## START TEXT BLOCK

He was, as this disc proves, completely wrong and it is one of the few ballet scores that is best heard complete and not as a suite. Only the second male variation in Water (track 7) is perhaps less than inspired; for the rest the melodies, the orchestration and the sheer invention are exceptional. It was a happy collaboration for Arnold and when the piano score of the ballet appeared the following year, Arnold signed a copy, which I now own, “To Fred, with best wishes and many thanks, Malcolm Feb/1954.”

Ashton was so taken with Arnold that in 1954 the two worked together again on Rinaldo and Armida Opus 49, which, despite having some highly effective music was not a great success, largely due to the subject matter and Ashton’s less-than-inspired choreography. Having had these first two ballets suggested to him, it was Arnold who suggested to the choreographer John Cranko what would be his third original ballet, Sweeney Todd Opus 68.

The tale of Sweeney Todd the Demon Barber of Fleet Street is still well known to the modern audience, largely due to Stephen Sondheim’s musical of the same name, but the character had first appeared in the 1842 melodrama The String of Pearls: or The Fiend of Fleet Street by George Dibdin Pit. Cranko and Arnold used that as their base but moved the action from the time of George II to that of Edward VII. The main characters are Sweeney Todd, his accomplice Mrs Lovett, Tobias the assistant, Johanna who here is not Todd’s daughter but the love interest for Todd and the hero Mark who has a string of pearls he wants to give her. For reasons known only to Cranko, Mark, who is surely of age, is chaperoned by one Colonel Jeffrey from the Indian army. Johanna’s father is a drunk manipulated by Todd and a chorus of incompetent policemen. 

The ballet was first performed on 11th  December 1959 at the Shakespeare Memorial Theatre, Stratford-upon-Avon. The size of the orchestra pit necessitated the use of a small ensemble of six woodwind, six brass, percussion, piano/celeste, harp and strings, though such is Arnold’s skill that a much larger ensemble sounds at play. The number of instruments further enhanced the music hall sound of the work. 

On tour the ballet proved hugely popular with audiences but when it arrived in London the critics ever suspicious of the popular tore it to shreds. Noel Goodwin, reviewing the ballet for Dance and Dancers, found the music “bland, featureless and bereft of character”, also “without substance or imagination.”  Richard Buckle strangely thought the music had “no grasp of the period”, which it does, while Clement Crisp critically found it “brash and vulgar” which it is but then that is the point. 

The music disappeared from sight although a Suite Op. 68a, using about half of the score, was created by David Ellis in 1984. This has been recorded by the Royal Philharmonic Orchestra and Vernon Handley on Conifer (later in the Decca and then the Sony box sets) and the BBC Philharmonic Orchestra and Rumon Gamba on Chandos (review).

## END TEXT BLOCK

GIVEN INSTRUCTION A: Using the review of Arnold's ballet music, explain why Sweeney Todd was first scored for only a small ensemble.

## START EXTRACTED MATERIAL

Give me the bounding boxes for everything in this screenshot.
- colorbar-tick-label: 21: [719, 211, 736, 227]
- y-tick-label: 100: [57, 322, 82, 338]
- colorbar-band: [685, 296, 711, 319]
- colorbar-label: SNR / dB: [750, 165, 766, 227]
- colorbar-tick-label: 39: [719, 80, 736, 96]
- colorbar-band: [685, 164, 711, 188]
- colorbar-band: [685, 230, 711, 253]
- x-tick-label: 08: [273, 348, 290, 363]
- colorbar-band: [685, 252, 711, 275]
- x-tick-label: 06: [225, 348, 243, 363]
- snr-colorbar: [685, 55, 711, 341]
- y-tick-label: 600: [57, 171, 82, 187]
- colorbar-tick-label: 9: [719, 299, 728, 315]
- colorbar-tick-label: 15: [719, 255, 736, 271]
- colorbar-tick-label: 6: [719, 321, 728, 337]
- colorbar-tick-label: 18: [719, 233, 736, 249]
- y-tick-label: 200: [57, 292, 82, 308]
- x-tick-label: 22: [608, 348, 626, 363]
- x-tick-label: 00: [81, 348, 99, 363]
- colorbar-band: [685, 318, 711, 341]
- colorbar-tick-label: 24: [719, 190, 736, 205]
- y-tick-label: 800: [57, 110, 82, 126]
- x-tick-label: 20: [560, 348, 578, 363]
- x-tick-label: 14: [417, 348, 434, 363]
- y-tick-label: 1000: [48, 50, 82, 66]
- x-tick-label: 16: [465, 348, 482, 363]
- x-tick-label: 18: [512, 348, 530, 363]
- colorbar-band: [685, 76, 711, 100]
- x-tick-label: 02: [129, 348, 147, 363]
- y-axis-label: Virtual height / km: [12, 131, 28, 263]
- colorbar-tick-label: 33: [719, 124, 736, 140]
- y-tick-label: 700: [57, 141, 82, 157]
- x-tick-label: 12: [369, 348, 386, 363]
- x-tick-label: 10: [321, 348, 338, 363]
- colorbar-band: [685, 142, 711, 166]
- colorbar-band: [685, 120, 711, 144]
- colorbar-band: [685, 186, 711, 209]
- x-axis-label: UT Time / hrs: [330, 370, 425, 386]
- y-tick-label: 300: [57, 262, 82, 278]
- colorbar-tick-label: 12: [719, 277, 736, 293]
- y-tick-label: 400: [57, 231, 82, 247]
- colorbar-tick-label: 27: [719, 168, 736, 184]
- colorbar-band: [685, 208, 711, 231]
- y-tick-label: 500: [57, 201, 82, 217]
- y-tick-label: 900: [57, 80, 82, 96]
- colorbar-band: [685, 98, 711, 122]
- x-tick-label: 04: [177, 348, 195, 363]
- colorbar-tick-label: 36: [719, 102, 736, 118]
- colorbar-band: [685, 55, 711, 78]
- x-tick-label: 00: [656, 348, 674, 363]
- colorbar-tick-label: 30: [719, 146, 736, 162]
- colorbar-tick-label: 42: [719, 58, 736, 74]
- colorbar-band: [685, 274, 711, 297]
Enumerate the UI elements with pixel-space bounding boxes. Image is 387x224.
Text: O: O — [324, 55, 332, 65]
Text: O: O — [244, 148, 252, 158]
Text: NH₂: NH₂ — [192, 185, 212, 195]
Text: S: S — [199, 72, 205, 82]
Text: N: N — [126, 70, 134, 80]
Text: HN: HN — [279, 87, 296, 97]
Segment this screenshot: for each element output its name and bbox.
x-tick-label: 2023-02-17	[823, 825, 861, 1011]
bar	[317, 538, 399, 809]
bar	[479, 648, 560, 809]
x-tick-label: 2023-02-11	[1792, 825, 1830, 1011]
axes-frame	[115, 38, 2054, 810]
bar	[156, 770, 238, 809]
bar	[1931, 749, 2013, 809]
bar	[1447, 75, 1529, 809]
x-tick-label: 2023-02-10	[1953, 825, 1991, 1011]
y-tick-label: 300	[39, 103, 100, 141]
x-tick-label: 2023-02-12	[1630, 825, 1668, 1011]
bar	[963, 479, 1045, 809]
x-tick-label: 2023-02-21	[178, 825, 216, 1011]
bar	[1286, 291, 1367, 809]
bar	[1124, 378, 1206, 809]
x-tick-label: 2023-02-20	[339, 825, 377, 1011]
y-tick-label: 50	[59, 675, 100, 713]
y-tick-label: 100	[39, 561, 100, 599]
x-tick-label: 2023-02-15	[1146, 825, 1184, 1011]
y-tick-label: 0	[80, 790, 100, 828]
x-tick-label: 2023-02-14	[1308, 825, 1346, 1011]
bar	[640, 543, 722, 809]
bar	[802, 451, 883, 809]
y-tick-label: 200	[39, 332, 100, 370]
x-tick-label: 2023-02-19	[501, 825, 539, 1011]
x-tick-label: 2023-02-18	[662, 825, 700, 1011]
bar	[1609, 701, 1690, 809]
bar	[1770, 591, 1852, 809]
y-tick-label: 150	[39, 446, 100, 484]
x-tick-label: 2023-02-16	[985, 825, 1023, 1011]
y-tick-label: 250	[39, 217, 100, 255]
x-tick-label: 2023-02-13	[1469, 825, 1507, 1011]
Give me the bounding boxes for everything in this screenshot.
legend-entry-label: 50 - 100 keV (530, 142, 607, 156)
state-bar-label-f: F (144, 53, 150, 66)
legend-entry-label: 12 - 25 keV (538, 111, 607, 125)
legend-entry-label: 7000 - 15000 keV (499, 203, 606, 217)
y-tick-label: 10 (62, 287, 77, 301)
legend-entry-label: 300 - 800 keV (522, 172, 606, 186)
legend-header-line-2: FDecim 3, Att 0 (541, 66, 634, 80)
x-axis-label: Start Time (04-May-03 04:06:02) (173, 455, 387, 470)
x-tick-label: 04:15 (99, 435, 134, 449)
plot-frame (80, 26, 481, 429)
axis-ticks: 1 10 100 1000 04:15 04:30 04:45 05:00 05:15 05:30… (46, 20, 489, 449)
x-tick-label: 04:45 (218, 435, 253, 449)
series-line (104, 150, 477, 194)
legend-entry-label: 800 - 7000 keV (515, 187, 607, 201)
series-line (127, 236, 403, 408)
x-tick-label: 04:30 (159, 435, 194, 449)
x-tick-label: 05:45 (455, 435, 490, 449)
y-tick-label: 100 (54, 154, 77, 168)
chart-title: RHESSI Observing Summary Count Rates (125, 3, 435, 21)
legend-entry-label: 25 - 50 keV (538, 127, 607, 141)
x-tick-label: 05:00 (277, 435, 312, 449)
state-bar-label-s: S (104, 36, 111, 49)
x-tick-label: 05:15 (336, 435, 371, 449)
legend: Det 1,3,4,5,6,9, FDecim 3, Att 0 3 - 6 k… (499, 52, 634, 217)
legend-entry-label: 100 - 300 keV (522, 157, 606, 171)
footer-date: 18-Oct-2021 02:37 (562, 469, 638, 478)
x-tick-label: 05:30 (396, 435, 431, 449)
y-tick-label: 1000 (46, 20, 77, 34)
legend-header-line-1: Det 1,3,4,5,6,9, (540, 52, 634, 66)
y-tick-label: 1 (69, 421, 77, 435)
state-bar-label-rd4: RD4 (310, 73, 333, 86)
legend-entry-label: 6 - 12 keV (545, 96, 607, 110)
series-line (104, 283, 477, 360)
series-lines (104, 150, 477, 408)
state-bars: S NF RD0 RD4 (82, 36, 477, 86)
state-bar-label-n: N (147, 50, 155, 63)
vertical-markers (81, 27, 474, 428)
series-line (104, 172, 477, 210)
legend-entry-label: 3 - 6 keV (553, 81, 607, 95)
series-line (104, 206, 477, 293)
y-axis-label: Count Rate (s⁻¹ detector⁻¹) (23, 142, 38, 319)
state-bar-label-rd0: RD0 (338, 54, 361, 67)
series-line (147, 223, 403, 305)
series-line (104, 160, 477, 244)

## END EXTRACTED MATERIAL

GIVEN INSTRUCTION B: Please give the rows again from their start through the line containing "- x-tick-label: 04: [177, 348, 195, 363]", substituting "scale-band" for each "colorbar-band" and leaving everything else unchanged.

FULL OUTPUT A: The size of the orchestra pit at the Shakespeare Memorial Theatre, Stratford-upon-Avon, where the ballet was first performed, required a small ensemble. It consisted of six woodwind, six brass, percussion, piano/celeste, harp and strings.

FULL OUTPUT B:
Give me the bounding boxes for everything in this screenshot.
- colorbar-tick-label: 21: [719, 211, 736, 227]
- y-tick-label: 100: [57, 322, 82, 338]
- scale-band: [685, 296, 711, 319]
- colorbar-label: SNR / dB: [750, 165, 766, 227]
- colorbar-tick-label: 39: [719, 80, 736, 96]
- scale-band: [685, 164, 711, 188]
- scale-band: [685, 230, 711, 253]
- x-tick-label: 08: [273, 348, 290, 363]
- scale-band: [685, 252, 711, 275]
- x-tick-label: 06: [225, 348, 243, 363]
- snr-colorbar: [685, 55, 711, 341]
- y-tick-label: 600: [57, 171, 82, 187]
- colorbar-tick-label: 9: [719, 299, 728, 315]
- colorbar-tick-label: 15: [719, 255, 736, 271]
- colorbar-tick-label: 6: [719, 321, 728, 337]
- colorbar-tick-label: 18: [719, 233, 736, 249]
- y-tick-label: 200: [57, 292, 82, 308]
- x-tick-label: 22: [608, 348, 626, 363]
- x-tick-label: 00: [81, 348, 99, 363]
- scale-band: [685, 318, 711, 341]
- colorbar-tick-label: 24: [719, 190, 736, 205]
- y-tick-label: 800: [57, 110, 82, 126]
- x-tick-label: 20: [560, 348, 578, 363]
- x-tick-label: 14: [417, 348, 434, 363]
- y-tick-label: 1000: [48, 50, 82, 66]
- x-tick-label: 16: [465, 348, 482, 363]
- x-tick-label: 18: [512, 348, 530, 363]
- scale-band: [685, 76, 711, 100]
- x-tick-label: 02: [129, 348, 147, 363]
- y-axis-label: Virtual height / km: [12, 131, 28, 263]
- colorbar-tick-label: 33: [719, 124, 736, 140]
- y-tick-label: 700: [57, 141, 82, 157]
- x-tick-label: 12: [369, 348, 386, 363]
- x-tick-label: 10: [321, 348, 338, 363]
- scale-band: [685, 142, 711, 166]
- scale-band: [685, 120, 711, 144]
- scale-band: [685, 186, 711, 209]
- x-axis-label: UT Time / hrs: [330, 370, 425, 386]
- y-tick-label: 300: [57, 262, 82, 278]
- colorbar-tick-label: 12: [719, 277, 736, 293]
- y-tick-label: 400: [57, 231, 82, 247]
- colorbar-tick-label: 27: [719, 168, 736, 184]
- scale-band: [685, 208, 711, 231]
- y-tick-label: 500: [57, 201, 82, 217]
- y-tick-label: 900: [57, 80, 82, 96]
- scale-band: [685, 98, 711, 122]
- x-tick-label: 04: [177, 348, 195, 363]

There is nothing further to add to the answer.